-- begin --
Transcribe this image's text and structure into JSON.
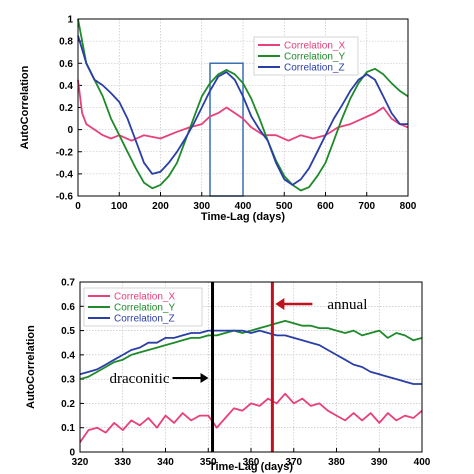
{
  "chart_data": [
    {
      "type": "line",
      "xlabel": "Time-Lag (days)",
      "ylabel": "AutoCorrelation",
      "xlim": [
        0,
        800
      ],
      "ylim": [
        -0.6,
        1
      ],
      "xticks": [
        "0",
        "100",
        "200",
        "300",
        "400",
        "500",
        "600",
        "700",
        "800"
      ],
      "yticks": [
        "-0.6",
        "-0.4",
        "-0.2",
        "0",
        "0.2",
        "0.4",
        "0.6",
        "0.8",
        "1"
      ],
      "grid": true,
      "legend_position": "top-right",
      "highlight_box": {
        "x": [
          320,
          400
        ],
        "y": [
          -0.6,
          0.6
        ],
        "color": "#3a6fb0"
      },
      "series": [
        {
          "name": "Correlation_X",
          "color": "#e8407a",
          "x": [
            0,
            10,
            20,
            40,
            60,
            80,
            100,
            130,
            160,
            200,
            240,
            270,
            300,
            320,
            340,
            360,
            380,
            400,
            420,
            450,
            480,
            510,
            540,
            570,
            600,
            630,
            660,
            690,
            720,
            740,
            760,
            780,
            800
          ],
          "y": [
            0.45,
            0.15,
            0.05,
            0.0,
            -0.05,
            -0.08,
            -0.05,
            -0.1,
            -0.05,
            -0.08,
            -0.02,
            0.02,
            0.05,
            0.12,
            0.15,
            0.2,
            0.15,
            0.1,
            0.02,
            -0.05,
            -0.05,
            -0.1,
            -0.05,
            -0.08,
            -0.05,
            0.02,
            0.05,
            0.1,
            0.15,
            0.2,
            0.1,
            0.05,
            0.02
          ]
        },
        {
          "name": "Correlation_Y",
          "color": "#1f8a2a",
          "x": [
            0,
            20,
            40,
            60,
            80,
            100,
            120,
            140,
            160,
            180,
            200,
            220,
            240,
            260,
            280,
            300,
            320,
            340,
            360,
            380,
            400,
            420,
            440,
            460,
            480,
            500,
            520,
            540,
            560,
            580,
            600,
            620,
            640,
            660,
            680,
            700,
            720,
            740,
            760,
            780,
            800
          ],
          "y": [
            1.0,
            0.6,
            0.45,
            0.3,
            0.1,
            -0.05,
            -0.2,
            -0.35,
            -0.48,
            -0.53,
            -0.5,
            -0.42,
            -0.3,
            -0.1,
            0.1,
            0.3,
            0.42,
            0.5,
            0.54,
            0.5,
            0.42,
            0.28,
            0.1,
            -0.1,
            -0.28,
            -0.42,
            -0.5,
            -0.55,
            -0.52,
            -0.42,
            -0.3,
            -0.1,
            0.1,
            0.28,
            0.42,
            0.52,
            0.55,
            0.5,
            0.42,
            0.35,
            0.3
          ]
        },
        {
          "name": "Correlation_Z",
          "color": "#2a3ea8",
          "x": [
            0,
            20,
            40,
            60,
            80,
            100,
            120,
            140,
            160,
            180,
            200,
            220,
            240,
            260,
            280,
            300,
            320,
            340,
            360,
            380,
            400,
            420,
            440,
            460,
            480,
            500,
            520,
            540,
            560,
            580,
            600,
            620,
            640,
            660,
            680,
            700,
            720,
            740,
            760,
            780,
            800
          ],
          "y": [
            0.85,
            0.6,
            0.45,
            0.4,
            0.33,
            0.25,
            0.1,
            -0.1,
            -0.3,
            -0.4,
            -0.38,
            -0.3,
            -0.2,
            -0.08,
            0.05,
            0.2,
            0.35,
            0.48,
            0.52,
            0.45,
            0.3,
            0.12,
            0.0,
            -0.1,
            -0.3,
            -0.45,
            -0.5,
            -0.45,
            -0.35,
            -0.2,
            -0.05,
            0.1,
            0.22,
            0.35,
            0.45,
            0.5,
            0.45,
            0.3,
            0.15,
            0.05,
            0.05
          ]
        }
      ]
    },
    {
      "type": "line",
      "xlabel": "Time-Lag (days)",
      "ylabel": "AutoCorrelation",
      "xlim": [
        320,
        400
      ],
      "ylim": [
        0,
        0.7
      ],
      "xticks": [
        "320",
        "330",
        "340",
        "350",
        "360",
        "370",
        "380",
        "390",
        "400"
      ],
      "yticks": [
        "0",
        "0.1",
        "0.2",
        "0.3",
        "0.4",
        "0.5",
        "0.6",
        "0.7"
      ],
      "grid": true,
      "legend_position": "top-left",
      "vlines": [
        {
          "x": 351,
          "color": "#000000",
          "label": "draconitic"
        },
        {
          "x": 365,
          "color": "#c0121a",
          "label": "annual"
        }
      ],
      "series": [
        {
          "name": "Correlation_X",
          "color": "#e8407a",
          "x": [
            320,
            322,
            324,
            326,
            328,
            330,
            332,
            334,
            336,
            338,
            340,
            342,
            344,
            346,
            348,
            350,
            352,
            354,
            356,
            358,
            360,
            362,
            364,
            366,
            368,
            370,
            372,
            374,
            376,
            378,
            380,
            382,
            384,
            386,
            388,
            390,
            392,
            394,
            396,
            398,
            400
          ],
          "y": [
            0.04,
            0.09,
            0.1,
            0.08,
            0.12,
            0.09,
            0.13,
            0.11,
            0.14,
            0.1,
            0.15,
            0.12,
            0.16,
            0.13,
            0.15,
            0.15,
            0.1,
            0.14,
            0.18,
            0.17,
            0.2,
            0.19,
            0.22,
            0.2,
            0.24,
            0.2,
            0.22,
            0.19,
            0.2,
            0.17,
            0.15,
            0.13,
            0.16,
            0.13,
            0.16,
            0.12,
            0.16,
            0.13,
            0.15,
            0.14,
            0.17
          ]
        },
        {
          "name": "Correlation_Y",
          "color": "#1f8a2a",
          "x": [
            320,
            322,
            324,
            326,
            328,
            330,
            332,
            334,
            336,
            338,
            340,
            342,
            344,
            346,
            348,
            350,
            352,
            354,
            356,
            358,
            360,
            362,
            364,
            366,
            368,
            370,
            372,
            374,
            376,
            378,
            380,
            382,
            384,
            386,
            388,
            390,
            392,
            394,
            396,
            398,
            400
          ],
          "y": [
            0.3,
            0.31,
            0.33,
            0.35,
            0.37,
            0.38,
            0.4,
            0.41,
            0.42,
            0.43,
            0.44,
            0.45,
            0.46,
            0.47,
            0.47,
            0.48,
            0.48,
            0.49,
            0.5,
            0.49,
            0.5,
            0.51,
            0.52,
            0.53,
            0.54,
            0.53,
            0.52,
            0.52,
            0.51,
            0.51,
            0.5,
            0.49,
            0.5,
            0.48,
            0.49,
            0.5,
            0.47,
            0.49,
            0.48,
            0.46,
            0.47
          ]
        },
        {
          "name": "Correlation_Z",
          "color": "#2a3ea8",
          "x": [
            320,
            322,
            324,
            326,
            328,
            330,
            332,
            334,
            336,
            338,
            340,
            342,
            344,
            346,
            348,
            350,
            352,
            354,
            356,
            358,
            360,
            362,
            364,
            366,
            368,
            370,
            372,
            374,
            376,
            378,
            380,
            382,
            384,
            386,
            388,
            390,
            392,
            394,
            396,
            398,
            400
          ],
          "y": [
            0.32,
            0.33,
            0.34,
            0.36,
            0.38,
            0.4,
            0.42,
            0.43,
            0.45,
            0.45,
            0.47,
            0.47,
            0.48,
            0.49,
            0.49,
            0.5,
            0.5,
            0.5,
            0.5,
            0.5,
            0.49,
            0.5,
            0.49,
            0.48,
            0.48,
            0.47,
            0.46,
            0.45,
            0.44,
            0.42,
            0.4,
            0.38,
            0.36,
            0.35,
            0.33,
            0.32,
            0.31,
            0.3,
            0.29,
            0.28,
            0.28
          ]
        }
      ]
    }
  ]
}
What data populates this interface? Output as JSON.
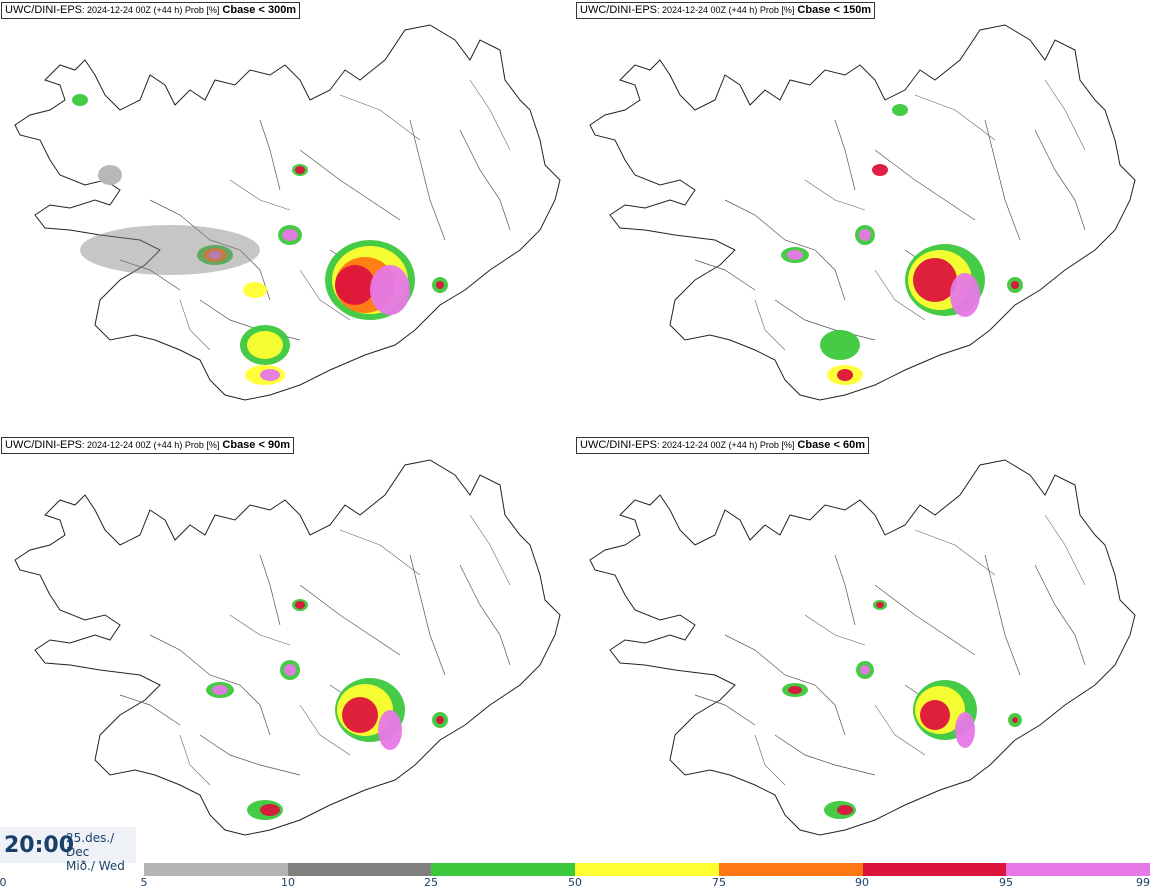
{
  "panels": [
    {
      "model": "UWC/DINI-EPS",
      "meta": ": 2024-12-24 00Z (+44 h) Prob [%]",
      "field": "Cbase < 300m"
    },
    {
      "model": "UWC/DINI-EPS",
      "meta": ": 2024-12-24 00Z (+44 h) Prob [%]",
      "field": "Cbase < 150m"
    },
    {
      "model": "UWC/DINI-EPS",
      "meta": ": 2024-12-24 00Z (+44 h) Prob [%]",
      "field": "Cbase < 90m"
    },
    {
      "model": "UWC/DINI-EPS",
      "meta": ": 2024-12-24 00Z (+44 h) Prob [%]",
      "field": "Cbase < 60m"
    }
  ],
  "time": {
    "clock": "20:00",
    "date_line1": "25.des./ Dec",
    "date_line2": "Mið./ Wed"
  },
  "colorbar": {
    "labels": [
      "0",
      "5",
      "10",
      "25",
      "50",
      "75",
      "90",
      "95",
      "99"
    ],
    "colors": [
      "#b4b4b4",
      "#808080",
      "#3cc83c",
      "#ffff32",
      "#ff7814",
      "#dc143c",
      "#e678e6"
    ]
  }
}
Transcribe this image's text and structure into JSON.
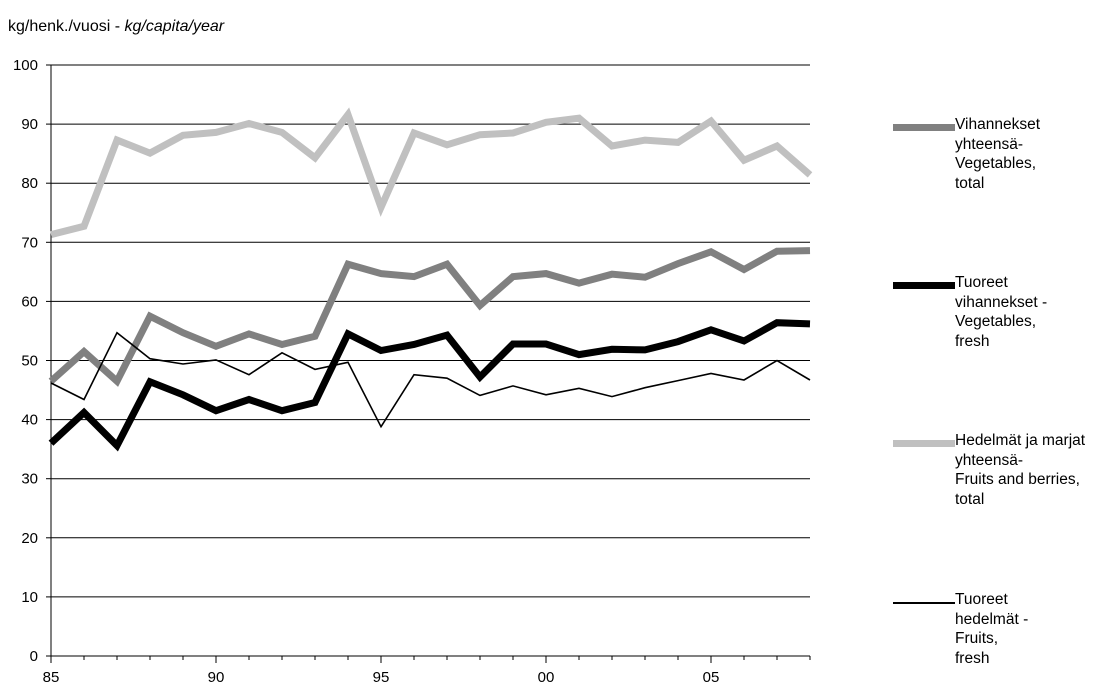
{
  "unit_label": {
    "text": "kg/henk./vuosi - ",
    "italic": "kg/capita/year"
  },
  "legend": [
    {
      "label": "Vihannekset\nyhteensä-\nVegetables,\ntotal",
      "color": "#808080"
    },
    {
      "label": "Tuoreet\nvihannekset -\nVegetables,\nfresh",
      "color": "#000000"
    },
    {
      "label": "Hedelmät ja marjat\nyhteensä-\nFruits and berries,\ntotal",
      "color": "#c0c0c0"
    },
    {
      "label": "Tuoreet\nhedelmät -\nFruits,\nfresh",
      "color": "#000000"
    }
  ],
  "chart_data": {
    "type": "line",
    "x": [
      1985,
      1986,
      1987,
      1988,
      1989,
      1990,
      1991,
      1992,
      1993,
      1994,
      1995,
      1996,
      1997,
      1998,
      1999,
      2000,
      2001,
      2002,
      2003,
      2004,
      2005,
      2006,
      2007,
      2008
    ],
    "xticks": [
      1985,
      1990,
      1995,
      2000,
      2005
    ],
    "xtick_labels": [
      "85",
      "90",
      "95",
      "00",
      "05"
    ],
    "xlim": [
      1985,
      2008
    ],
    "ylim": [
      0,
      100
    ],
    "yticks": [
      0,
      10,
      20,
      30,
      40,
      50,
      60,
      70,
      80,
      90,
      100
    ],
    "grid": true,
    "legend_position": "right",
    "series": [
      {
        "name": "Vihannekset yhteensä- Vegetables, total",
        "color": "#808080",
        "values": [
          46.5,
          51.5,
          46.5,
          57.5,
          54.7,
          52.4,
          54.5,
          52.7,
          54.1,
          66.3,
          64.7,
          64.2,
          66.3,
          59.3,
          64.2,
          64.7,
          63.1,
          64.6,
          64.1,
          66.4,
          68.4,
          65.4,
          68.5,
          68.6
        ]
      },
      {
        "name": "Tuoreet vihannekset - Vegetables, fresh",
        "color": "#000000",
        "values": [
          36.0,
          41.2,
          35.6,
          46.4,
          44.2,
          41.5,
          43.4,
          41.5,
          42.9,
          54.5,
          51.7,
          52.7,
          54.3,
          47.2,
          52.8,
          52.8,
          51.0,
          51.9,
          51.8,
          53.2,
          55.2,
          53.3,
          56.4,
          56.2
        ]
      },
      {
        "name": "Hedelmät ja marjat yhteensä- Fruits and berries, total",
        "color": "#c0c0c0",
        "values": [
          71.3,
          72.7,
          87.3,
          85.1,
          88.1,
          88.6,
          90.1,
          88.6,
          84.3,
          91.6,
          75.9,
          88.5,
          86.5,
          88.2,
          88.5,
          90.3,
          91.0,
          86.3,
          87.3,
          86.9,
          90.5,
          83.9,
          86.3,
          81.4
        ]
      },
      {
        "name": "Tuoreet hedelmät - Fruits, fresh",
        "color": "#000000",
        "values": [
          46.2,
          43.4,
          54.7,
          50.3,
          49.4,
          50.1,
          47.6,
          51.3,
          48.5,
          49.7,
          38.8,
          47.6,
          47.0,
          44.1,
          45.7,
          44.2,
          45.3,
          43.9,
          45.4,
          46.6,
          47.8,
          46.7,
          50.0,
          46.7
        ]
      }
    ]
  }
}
-- end --
[Work required]:
In the listing above, count each line that holds the string "nyhteensä". Give the number only.

[Answer in full]:
2